Aufgabenstellung: Kopieren Sie aus dem unten stehenden Interview zur Übernahme von Innogy durch Eon den Wortlaut von „Die Übernahme von“ bis einschließlich „im November 2019?“.

Die Übernahme von Innogy durch Eon ordnet nicht nur den Energiemarkt neu. Im Interview sagt Claudia Viohl, CPO von Eon, worauf es ihr ankommt. Sie hat nach der Übernahme der Innogy die Gesamtleitung des Einkaufs übernommen. Jetzt steht sie vor der Herausforderung, 750 Einkäufer aus zwei verschiedenen Organisationen neu zu orchestrieren. „Konsequent, analytisch, empathisch, langer Atem: Claudia Viohl bringt Fähigkeiten mit, die gerade jetzt gefragt sind“, analysiert unsere freie Mitarbeiterin Sabine Ursel die Situation.
Beschaffung aktuell: Frau Viohl, zu Beginn müssen wir das wohl größte Tauschgeschäft der deutschen Energiewirtschaft noch einmal beleuchten. In welchem Stadium befinden sich die drei beteiligten Unternehmen Eon, RWE und Innogy derzeit, also im November 2019?
Claudia Viohl: Nach der erfolgreichen Übernahme von Innogy durch Eon Mitte September sind wir jetzt mitten in der Integration. Unser sogenannter „Day one“ war der 19. September. Damit sind wir wenige Tage nach der Freigabe der Transaktion durch die EU-Kommission Eigentümerin der zuvor von RWE gehaltenen Anteile an Innogy geworden, und wenige Tage später haben wir auch das freiwillige öffentliche Übernahmeangebot an die Minderheitsaktionäre von Innogy vollzogen. Die Erneuerbaren Energien haben wir an RWE abgegeben. Schon bald werden wir uns also als kundenorientierter Innovationstreiber konsequent auf unsere Kerngeschäfte – intelligente Stromnetze und Kundenlösungen – fokussieren können. Davon profitieren besonders unsere Kunden, mit denen wir die neue Energiewelt gemeinsam gestalten möchten. Eon wird gemeinsam mit seinen Kunden und Partnern einen wesentlichen Beitrag zum Klimaschutz in Europa leisten.
Beschaffung aktuell: Sie sind seit 2016 CPO bei Eon und bleiben es auch in der neuen Konstellation. Glückwunsch dazu. Wie hat sich Ihr Wirkungsbereich damit geändert?

Datensätze:
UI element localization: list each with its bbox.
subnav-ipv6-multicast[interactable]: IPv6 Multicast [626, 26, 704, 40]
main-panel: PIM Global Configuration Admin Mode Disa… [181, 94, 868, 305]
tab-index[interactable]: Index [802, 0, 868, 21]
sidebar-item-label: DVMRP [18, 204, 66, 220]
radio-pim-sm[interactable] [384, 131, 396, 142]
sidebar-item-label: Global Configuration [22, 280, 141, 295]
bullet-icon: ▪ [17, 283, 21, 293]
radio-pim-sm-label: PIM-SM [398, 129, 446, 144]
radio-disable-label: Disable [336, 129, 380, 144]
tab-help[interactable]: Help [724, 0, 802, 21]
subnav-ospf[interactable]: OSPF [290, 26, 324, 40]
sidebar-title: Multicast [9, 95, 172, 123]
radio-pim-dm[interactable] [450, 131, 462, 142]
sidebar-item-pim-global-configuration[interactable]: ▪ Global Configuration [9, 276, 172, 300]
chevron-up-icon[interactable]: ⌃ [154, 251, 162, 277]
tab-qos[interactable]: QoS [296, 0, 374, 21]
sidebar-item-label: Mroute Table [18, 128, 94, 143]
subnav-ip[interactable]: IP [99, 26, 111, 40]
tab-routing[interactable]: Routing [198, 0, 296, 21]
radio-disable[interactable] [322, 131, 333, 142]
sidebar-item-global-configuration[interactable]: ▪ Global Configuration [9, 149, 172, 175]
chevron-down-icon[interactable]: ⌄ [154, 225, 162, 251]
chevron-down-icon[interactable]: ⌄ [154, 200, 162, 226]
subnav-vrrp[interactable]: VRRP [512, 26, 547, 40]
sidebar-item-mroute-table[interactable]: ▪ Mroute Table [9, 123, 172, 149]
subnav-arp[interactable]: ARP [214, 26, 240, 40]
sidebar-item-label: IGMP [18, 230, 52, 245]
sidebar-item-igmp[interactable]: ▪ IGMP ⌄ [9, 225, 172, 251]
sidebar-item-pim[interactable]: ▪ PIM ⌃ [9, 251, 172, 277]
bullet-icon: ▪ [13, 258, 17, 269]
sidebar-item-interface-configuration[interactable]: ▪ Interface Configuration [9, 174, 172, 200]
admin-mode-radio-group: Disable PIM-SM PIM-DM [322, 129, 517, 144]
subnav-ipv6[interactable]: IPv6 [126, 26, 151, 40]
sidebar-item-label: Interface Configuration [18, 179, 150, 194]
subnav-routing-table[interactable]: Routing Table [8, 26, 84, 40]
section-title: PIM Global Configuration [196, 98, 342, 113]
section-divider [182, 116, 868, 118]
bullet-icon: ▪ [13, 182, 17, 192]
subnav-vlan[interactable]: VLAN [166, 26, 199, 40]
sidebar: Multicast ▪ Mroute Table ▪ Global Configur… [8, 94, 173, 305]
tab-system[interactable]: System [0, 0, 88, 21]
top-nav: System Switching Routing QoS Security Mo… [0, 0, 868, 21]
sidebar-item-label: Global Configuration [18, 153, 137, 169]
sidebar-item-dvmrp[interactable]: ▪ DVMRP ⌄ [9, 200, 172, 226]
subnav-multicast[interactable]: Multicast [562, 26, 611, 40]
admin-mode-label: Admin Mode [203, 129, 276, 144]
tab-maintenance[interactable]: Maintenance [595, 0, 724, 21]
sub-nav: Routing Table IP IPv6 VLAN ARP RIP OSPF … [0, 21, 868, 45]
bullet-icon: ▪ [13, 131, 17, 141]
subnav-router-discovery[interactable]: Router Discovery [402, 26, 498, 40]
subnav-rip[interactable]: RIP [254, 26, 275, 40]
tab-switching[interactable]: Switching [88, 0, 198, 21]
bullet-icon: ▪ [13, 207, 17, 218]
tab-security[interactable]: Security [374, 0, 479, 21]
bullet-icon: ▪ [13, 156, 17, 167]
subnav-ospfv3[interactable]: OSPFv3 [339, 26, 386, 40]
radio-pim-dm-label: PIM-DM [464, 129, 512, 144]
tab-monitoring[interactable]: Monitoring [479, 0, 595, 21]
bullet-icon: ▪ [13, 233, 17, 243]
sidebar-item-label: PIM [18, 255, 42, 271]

Ausgearbeitete Lösung:
Die Übernahme von Innogy durch Eon ordnet nicht nur den Energiemarkt neu. Im Interview sagt Claudia Viohl, CPO von Eon, worauf es ihr ankommt. Sie hat nach der Übernahme der Innogy die Gesamtleitung des Einkaufs übernommen. Jetzt steht sie vor der Herausforderung, 750 Einkäufer aus zwei verschiedenen Organisationen neu zu orchestrieren. „Konsequent, analytisch, empathisch, langer Atem: Claudia Viohl bringt Fähigkeiten mit, die gerade jetzt gefragt sind“, analysiert unsere freie Mitarbeiterin Sabine Ursel die Situation.
Beschaffung aktuell: Frau Viohl, zu Beginn müssen wir das wohl größte Tauschgeschäft der deutschen Energiewirtschaft noch einmal beleuchten. In welchem Stadium befinden sich die drei beteiligten Unternehmen Eon, RWE und Innogy derzeit, also im November 2019?